+++ ROWS

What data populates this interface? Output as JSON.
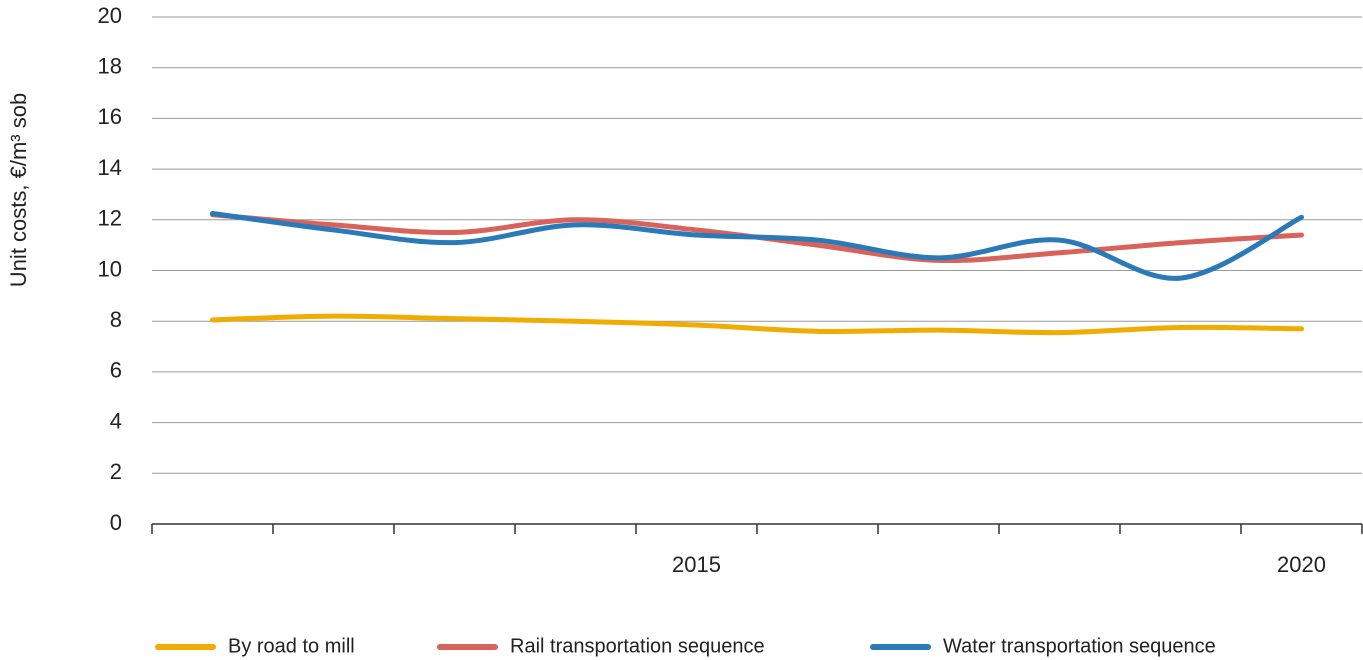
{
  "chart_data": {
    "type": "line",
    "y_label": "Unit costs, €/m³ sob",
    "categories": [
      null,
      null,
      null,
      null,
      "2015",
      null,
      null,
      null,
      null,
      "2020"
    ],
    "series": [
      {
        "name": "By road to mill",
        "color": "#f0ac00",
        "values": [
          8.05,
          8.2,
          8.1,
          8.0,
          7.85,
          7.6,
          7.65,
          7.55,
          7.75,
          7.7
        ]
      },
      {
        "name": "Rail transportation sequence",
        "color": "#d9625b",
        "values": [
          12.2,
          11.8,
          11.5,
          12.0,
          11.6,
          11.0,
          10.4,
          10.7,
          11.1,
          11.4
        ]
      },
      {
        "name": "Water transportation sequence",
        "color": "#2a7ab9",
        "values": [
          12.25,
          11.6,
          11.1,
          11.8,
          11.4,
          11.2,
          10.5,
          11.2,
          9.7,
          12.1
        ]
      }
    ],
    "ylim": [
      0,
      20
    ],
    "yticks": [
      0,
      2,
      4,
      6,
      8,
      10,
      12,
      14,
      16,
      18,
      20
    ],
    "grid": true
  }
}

++++++

Set down the complete material exactly, but do not include the images.

- **WRITTEN ANSWER**:
What data populates this interface? Output as JSON.
{
  "chart_data": {
    "type": "line",
    "y_label": "Unit costs, €/m³ sob",
    "categories": [
      null,
      null,
      null,
      null,
      "2015",
      null,
      null,
      null,
      null,
      "2020"
    ],
    "series": [
      {
        "name": "By road to mill",
        "color": "#f0ac00",
        "values": [
          8.05,
          8.2,
          8.1,
          8.0,
          7.85,
          7.6,
          7.65,
          7.55,
          7.75,
          7.7
        ]
      },
      {
        "name": "Rail transportation sequence",
        "color": "#d9625b",
        "values": [
          12.2,
          11.8,
          11.5,
          12.0,
          11.6,
          11.0,
          10.4,
          10.7,
          11.1,
          11.4
        ]
      },
      {
        "name": "Water transportation sequence",
        "color": "#2a7ab9",
        "values": [
          12.25,
          11.6,
          11.1,
          11.8,
          11.4,
          11.2,
          10.5,
          11.2,
          9.7,
          12.1
        ]
      }
    ],
    "ylim": [
      0,
      20
    ],
    "yticks": [
      0,
      2,
      4,
      6,
      8,
      10,
      12,
      14,
      16,
      18,
      20
    ],
    "grid": true
  }
}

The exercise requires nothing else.